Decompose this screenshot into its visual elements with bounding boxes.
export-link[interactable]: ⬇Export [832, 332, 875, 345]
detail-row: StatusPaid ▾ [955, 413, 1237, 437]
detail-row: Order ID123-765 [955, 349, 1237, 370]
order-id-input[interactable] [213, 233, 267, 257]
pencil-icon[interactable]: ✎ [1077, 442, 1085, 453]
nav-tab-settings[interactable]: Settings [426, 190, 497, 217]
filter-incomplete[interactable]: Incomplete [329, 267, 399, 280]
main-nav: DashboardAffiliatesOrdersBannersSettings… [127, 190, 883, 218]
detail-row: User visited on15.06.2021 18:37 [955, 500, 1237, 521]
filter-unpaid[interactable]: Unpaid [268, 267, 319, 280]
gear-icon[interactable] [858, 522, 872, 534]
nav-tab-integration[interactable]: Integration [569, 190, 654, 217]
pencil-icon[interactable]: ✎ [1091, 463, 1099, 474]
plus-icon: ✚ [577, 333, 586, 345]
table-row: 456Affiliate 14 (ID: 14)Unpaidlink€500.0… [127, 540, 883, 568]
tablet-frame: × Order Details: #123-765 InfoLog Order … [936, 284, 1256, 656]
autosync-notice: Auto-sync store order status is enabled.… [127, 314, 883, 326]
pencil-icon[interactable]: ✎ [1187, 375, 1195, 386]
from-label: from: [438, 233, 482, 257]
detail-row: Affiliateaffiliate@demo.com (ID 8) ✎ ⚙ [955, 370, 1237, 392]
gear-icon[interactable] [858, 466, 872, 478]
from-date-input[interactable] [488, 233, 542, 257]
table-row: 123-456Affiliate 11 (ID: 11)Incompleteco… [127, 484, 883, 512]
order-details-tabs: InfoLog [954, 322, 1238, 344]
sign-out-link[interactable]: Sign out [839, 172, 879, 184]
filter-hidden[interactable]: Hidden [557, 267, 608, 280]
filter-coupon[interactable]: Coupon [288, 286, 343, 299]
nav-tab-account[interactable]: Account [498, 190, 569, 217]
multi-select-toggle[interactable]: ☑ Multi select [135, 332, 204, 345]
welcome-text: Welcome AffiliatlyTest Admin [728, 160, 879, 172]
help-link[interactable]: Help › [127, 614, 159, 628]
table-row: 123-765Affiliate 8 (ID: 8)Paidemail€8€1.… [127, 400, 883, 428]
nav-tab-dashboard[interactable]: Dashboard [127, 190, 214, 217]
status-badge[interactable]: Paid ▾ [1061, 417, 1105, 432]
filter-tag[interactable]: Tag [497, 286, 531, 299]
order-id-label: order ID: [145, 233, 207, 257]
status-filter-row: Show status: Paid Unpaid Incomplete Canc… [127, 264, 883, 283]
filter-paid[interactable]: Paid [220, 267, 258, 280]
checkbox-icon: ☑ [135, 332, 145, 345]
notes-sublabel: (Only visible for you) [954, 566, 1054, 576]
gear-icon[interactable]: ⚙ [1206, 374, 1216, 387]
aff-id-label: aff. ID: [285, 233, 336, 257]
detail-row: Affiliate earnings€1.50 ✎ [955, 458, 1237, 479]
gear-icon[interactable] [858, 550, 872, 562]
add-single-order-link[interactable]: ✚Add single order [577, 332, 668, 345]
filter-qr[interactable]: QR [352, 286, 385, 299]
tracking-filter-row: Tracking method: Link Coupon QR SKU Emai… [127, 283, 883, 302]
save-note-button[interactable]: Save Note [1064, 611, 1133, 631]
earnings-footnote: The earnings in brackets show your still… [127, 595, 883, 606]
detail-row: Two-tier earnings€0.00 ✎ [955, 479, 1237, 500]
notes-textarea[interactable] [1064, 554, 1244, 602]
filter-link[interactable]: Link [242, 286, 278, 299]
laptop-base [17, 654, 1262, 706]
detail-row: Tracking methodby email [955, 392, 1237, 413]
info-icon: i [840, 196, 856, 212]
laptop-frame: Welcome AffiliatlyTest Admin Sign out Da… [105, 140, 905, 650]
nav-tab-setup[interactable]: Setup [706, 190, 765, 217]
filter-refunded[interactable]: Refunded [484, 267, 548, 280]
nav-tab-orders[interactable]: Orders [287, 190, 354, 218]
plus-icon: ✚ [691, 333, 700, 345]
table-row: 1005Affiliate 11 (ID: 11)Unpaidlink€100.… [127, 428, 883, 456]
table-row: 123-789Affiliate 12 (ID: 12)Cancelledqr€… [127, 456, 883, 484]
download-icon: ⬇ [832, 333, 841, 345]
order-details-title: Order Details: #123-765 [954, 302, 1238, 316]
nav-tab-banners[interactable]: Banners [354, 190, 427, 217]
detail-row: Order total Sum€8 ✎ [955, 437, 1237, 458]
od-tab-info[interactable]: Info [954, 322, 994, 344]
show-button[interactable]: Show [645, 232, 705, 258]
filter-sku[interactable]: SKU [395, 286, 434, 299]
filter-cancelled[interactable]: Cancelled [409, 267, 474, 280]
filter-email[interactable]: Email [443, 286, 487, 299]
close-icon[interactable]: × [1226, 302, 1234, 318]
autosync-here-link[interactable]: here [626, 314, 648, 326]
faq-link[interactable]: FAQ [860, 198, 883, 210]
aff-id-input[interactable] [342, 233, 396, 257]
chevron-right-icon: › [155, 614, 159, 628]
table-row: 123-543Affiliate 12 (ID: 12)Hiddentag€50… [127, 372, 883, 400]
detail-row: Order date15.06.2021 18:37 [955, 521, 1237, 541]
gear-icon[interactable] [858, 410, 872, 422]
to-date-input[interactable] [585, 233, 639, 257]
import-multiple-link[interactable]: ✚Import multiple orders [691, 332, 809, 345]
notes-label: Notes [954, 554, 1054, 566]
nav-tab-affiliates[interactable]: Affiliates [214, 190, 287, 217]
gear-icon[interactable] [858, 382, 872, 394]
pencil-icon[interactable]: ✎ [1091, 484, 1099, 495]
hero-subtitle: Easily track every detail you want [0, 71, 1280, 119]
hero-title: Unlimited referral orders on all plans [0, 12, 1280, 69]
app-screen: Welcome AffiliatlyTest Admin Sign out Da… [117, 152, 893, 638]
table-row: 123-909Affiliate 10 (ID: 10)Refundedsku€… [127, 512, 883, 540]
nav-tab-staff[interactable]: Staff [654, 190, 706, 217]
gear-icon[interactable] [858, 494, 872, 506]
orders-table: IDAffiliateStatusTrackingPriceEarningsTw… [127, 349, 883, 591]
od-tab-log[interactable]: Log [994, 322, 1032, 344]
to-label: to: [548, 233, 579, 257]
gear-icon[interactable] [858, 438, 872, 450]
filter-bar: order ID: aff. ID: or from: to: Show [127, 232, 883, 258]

★ ★ ★ ★

Exercise directions
Could you return every line of the material above, unchanged and character for character?

Reply to the task
Decompose this screenshot into its visual elements with bounding boxes.
export-link[interactable]: ⬇Export [832, 332, 875, 345]
detail-row: StatusPaid ▾ [955, 413, 1237, 437]
detail-row: Order ID123-765 [955, 349, 1237, 370]
order-id-input[interactable] [213, 233, 267, 257]
pencil-icon[interactable]: ✎ [1077, 442, 1085, 453]
nav-tab-settings[interactable]: Settings [426, 190, 497, 217]
filter-incomplete[interactable]: Incomplete [329, 267, 399, 280]
main-nav: DashboardAffiliatesOrdersBannersSettings… [127, 190, 883, 218]
detail-row: User visited on15.06.2021 18:37 [955, 500, 1237, 521]
filter-unpaid[interactable]: Unpaid [268, 267, 319, 280]
gear-icon[interactable] [858, 522, 872, 534]
nav-tab-integration[interactable]: Integration [569, 190, 654, 217]
pencil-icon[interactable]: ✎ [1091, 463, 1099, 474]
plus-icon: ✚ [577, 333, 586, 345]
table-row: 456Affiliate 14 (ID: 14)Unpaidlink€500.0… [127, 540, 883, 568]
tablet-frame: × Order Details: #123-765 InfoLog Order … [936, 284, 1256, 656]
autosync-notice: Auto-sync store order status is enabled.… [127, 314, 883, 326]
pencil-icon[interactable]: ✎ [1187, 375, 1195, 386]
from-label: from: [438, 233, 482, 257]
detail-row: Affiliateaffiliate@demo.com (ID 8) ✎ ⚙ [955, 370, 1237, 392]
gear-icon[interactable] [858, 466, 872, 478]
from-date-input[interactable] [488, 233, 542, 257]
table-row: 123-456Affiliate 11 (ID: 11)Incompleteco… [127, 484, 883, 512]
order-details-tabs: InfoLog [954, 322, 1238, 344]
sign-out-link[interactable]: Sign out [839, 172, 879, 184]
filter-hidden[interactable]: Hidden [557, 267, 608, 280]
filter-coupon[interactable]: Coupon [288, 286, 343, 299]
nav-tab-account[interactable]: Account [498, 190, 569, 217]
multi-select-toggle[interactable]: ☑ Multi select [135, 332, 204, 345]
welcome-text: Welcome AffiliatlyTest Admin [728, 160, 879, 172]
help-link[interactable]: Help › [127, 614, 159, 628]
table-row: 123-765Affiliate 8 (ID: 8)Paidemail€8€1.… [127, 400, 883, 428]
nav-tab-dashboard[interactable]: Dashboard [127, 190, 214, 217]
status-badge[interactable]: Paid ▾ [1061, 417, 1105, 432]
filter-tag[interactable]: Tag [497, 286, 531, 299]
order-id-label: order ID: [145, 233, 207, 257]
status-filter-row: Show status: Paid Unpaid Incomplete Canc… [127, 264, 883, 283]
filter-paid[interactable]: Paid [220, 267, 258, 280]
checkbox-icon: ☑ [135, 332, 145, 345]
notes-sublabel: (Only visible for you) [954, 566, 1054, 576]
gear-icon[interactable]: ⚙ [1206, 374, 1216, 387]
aff-id-label: aff. ID: [285, 233, 336, 257]
detail-row: Affiliate earnings€1.50 ✎ [955, 458, 1237, 479]
gear-icon[interactable] [858, 550, 872, 562]
add-single-order-link[interactable]: ✚Add single order [577, 332, 668, 345]
filter-qr[interactable]: QR [352, 286, 385, 299]
tracking-filter-row: Tracking method: Link Coupon QR SKU Emai… [127, 283, 883, 302]
save-note-button[interactable]: Save Note [1064, 611, 1133, 631]
earnings-footnote: The earnings in brackets show your still… [127, 595, 883, 606]
detail-row: Two-tier earnings€0.00 ✎ [955, 479, 1237, 500]
notes-textarea[interactable] [1064, 554, 1244, 602]
filter-link[interactable]: Link [242, 286, 278, 299]
laptop-base [17, 654, 1262, 706]
detail-row: Tracking methodby email [955, 392, 1237, 413]
info-icon: i [840, 196, 856, 212]
laptop-frame: Welcome AffiliatlyTest Admin Sign out Da… [105, 140, 905, 650]
nav-tab-setup[interactable]: Setup [706, 190, 765, 217]
filter-refunded[interactable]: Refunded [484, 267, 548, 280]
nav-tab-orders[interactable]: Orders [287, 190, 354, 218]
plus-icon: ✚ [691, 333, 700, 345]
table-row: 1005Affiliate 11 (ID: 11)Unpaidlink€100.… [127, 428, 883, 456]
table-row: 123-789Affiliate 12 (ID: 12)Cancelledqr€… [127, 456, 883, 484]
download-icon: ⬇ [832, 333, 841, 345]
order-details-title: Order Details: #123-765 [954, 302, 1238, 316]
nav-tab-banners[interactable]: Banners [354, 190, 427, 217]
detail-row: Order total Sum€8 ✎ [955, 437, 1237, 458]
od-tab-info[interactable]: Info [954, 322, 994, 344]
show-button[interactable]: Show [645, 232, 705, 258]
filter-sku[interactable]: SKU [395, 286, 434, 299]
filter-cancelled[interactable]: Cancelled [409, 267, 474, 280]
filter-email[interactable]: Email [443, 286, 487, 299]
close-icon[interactable]: × [1226, 302, 1234, 318]
autosync-here-link[interactable]: here [626, 314, 648, 326]
faq-link[interactable]: FAQ [860, 198, 883, 210]
aff-id-input[interactable] [342, 233, 396, 257]
chevron-right-icon: › [155, 614, 159, 628]
table-row: 123-543Affiliate 12 (ID: 12)Hiddentag€50… [127, 372, 883, 400]
detail-row: Order date15.06.2021 18:37 [955, 521, 1237, 541]
gear-icon[interactable] [858, 410, 872, 422]
to-date-input[interactable] [585, 233, 639, 257]
import-multiple-link[interactable]: ✚Import multiple orders [691, 332, 809, 345]
notes-label: Notes [954, 554, 1054, 566]
nav-tab-affiliates[interactable]: Affiliates [214, 190, 287, 217]
gear-icon[interactable] [858, 382, 872, 394]
pencil-icon[interactable]: ✎ [1091, 484, 1099, 495]
hero-subtitle: Easily track every detail you want [0, 71, 1280, 119]
hero-title: Unlimited referral orders on all plans [0, 12, 1280, 69]
app-screen: Welcome AffiliatlyTest Admin Sign out Da… [117, 152, 893, 638]
table-row: 123-909Affiliate 10 (ID: 10)Refundedsku€… [127, 512, 883, 540]
nav-tab-staff[interactable]: Staff [654, 190, 706, 217]
gear-icon[interactable] [858, 494, 872, 506]
orders-table: IDAffiliateStatusTrackingPriceEarningsTw… [127, 349, 883, 591]
od-tab-log[interactable]: Log [994, 322, 1032, 344]
to-label: to: [548, 233, 579, 257]
gear-icon[interactable] [858, 438, 872, 450]
filter-bar: order ID: aff. ID: or from: to: Show [127, 232, 883, 258]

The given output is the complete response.